Objective:
Show every line where "BIOCON" occurs.

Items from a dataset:
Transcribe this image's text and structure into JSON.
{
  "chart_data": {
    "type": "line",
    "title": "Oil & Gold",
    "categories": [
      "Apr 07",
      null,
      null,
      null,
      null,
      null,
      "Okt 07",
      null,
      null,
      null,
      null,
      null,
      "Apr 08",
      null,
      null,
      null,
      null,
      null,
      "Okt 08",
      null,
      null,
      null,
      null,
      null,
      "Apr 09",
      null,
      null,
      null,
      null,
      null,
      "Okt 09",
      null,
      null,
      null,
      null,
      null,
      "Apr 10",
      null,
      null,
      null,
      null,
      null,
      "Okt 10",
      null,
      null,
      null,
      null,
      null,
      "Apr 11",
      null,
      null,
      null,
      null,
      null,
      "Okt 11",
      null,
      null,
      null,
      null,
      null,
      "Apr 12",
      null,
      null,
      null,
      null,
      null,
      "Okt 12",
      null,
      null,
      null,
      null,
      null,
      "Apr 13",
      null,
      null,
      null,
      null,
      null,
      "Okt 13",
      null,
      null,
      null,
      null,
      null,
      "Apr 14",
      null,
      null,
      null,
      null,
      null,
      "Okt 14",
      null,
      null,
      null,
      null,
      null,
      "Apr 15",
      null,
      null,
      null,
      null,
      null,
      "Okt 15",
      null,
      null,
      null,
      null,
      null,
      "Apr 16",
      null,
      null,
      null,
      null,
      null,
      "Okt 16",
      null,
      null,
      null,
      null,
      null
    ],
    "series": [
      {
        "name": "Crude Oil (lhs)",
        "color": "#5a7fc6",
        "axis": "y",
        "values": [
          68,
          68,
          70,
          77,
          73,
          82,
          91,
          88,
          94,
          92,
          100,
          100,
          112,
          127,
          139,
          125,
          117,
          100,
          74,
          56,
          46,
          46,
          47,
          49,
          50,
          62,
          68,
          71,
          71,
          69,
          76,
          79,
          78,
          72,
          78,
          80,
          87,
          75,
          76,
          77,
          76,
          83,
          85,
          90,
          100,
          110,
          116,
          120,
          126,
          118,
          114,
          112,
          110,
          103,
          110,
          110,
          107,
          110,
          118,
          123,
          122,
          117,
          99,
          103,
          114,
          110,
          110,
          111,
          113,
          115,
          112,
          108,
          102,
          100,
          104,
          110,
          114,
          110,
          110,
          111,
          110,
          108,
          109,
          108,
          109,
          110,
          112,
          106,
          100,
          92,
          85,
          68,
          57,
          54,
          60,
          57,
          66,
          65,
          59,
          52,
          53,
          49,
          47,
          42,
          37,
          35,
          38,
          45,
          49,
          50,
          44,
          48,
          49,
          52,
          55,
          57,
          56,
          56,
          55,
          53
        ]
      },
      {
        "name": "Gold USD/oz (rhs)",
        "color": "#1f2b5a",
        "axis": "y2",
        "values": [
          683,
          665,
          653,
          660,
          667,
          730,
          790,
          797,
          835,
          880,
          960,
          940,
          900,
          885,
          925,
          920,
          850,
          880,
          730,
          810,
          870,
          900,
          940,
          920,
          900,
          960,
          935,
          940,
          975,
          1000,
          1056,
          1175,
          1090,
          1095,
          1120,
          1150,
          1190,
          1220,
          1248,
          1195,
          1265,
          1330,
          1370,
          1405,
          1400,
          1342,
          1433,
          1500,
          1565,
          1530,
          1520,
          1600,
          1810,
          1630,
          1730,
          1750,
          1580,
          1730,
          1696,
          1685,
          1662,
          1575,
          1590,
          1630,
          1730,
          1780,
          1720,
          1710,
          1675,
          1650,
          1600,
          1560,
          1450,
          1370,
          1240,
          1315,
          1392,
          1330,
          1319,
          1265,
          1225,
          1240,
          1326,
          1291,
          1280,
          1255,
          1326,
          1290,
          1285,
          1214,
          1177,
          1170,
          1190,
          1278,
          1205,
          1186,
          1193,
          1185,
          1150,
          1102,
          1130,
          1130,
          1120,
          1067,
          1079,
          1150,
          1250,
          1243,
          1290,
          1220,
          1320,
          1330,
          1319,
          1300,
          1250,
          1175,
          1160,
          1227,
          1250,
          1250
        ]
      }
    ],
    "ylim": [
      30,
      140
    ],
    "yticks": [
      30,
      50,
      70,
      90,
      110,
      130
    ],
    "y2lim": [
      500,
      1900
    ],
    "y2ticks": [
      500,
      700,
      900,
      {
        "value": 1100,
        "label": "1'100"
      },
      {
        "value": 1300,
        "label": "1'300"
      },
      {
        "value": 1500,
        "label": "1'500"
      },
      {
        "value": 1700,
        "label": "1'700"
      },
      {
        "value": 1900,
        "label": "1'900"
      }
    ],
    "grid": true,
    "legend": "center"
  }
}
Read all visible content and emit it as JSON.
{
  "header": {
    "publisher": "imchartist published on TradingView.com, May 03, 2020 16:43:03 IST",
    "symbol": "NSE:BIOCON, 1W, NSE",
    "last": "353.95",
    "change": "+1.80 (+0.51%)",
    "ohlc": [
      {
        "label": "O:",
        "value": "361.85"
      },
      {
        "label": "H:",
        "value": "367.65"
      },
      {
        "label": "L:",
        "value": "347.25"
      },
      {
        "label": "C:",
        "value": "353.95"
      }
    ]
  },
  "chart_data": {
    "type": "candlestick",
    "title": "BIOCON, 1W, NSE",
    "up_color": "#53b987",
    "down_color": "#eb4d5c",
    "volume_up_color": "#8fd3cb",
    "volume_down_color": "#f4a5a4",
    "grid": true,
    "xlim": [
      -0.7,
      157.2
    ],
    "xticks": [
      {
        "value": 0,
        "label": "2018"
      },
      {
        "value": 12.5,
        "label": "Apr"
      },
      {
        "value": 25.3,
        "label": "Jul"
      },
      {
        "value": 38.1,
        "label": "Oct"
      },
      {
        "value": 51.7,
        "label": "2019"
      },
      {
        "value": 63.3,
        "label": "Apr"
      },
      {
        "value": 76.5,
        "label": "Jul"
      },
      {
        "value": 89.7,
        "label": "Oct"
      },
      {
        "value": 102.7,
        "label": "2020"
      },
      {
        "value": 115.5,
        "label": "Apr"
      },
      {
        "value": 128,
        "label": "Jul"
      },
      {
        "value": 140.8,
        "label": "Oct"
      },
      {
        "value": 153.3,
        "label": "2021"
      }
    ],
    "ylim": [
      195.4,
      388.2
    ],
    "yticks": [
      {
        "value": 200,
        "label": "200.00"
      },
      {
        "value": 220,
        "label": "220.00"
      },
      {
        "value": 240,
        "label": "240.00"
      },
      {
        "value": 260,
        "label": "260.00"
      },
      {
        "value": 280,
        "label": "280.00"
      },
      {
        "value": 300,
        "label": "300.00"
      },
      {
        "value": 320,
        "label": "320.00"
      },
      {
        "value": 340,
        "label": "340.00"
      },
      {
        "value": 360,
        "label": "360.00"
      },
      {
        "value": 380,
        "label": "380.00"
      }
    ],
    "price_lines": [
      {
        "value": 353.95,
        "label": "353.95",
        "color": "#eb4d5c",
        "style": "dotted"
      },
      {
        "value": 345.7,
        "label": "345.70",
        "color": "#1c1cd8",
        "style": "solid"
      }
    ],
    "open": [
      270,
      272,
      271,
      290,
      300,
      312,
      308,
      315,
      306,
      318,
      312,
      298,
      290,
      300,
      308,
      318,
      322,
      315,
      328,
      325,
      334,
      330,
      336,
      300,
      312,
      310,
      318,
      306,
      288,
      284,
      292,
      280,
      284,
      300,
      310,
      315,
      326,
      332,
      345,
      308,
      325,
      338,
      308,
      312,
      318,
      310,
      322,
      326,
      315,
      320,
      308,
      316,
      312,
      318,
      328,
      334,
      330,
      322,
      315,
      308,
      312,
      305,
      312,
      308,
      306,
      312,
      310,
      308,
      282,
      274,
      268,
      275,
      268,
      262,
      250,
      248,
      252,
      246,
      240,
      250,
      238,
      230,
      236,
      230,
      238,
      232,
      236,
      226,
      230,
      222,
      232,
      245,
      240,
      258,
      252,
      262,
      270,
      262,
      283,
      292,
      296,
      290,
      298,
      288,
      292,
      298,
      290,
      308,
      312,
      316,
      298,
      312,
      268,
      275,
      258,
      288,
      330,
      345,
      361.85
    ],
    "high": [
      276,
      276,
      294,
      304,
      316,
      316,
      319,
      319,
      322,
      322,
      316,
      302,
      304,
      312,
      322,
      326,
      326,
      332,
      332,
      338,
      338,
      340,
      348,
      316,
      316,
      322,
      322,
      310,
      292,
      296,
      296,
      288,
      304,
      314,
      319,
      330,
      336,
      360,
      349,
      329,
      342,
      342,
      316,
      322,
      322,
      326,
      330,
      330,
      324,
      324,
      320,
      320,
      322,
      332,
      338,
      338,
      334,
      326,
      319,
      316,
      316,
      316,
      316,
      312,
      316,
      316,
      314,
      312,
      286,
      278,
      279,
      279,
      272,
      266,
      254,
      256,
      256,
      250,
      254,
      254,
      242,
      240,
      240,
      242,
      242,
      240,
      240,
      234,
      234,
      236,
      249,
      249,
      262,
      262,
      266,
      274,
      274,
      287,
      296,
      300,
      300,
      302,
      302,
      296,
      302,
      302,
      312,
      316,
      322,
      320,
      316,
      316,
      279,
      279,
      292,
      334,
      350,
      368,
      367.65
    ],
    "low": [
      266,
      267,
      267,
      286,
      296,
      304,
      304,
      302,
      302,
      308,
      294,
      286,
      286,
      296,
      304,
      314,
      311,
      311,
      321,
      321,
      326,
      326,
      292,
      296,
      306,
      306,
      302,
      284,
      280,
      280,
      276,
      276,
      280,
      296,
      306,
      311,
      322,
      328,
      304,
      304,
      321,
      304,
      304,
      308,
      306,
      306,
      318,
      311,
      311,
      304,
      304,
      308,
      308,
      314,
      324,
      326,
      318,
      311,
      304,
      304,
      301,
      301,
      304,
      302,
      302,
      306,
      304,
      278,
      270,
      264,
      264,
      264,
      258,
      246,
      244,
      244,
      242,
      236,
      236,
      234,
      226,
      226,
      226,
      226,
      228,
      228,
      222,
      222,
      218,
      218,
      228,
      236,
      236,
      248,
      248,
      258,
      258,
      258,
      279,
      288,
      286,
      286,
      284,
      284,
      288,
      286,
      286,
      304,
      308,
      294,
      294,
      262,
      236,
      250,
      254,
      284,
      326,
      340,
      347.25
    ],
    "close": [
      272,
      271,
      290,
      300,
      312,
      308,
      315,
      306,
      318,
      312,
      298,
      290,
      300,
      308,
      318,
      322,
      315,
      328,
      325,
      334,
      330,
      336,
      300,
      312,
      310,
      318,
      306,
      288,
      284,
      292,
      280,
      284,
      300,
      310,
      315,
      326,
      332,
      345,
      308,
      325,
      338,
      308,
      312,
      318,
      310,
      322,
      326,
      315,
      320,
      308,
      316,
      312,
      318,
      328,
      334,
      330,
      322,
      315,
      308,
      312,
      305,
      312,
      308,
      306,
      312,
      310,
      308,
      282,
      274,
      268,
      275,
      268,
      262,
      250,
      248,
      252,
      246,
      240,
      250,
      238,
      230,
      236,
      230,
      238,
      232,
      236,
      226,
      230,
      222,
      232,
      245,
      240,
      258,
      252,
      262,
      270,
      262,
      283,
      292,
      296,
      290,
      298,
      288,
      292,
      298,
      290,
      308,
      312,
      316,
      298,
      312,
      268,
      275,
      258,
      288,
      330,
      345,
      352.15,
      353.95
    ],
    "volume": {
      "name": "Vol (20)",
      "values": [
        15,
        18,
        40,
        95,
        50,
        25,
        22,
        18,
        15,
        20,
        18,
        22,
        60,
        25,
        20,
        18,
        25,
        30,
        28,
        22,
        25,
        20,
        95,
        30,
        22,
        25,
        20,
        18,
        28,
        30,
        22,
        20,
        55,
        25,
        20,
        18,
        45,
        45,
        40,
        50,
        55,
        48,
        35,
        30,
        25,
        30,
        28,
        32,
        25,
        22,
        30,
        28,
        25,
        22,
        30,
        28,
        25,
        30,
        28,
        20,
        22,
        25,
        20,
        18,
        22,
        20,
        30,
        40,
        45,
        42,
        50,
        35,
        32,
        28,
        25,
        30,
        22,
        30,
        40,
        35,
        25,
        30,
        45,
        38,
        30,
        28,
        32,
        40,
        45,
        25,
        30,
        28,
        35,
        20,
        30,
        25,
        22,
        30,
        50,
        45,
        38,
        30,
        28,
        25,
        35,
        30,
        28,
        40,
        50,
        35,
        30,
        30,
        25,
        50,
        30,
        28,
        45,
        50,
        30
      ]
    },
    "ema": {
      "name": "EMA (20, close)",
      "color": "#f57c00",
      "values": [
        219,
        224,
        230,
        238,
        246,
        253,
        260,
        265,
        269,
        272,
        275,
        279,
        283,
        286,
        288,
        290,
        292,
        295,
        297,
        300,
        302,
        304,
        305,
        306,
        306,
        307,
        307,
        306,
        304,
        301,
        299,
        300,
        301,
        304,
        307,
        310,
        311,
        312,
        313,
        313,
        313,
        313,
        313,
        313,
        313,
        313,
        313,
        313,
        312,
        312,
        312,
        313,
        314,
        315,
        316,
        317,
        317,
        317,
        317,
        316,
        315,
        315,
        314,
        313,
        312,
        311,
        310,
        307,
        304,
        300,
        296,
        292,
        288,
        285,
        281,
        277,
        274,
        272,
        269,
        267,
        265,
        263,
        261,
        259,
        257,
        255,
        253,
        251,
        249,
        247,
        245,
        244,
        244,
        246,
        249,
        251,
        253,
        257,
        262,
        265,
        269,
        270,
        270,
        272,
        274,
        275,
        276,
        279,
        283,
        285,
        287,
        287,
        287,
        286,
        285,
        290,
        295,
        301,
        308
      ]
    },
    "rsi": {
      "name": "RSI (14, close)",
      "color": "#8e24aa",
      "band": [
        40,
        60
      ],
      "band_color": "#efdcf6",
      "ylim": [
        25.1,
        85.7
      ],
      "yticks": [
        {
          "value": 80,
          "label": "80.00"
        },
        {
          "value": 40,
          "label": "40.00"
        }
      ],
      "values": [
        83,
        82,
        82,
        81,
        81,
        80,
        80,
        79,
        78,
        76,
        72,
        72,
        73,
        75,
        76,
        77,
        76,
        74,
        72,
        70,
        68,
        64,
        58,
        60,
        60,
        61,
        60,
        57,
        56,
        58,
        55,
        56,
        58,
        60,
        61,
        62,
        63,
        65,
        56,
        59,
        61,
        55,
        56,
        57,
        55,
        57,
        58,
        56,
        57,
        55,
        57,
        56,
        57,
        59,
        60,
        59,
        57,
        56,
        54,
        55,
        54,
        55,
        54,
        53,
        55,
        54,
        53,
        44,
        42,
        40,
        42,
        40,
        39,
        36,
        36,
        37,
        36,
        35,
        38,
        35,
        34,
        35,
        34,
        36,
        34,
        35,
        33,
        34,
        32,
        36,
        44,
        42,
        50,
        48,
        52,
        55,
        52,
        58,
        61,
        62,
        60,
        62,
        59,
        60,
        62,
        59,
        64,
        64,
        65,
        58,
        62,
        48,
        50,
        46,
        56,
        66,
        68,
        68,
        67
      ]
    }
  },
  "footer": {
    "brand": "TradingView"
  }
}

Written response:
    "symbol": "NSE:BIOCON, 1W, NSE",
    "title": "BIOCON, 1W, NSE",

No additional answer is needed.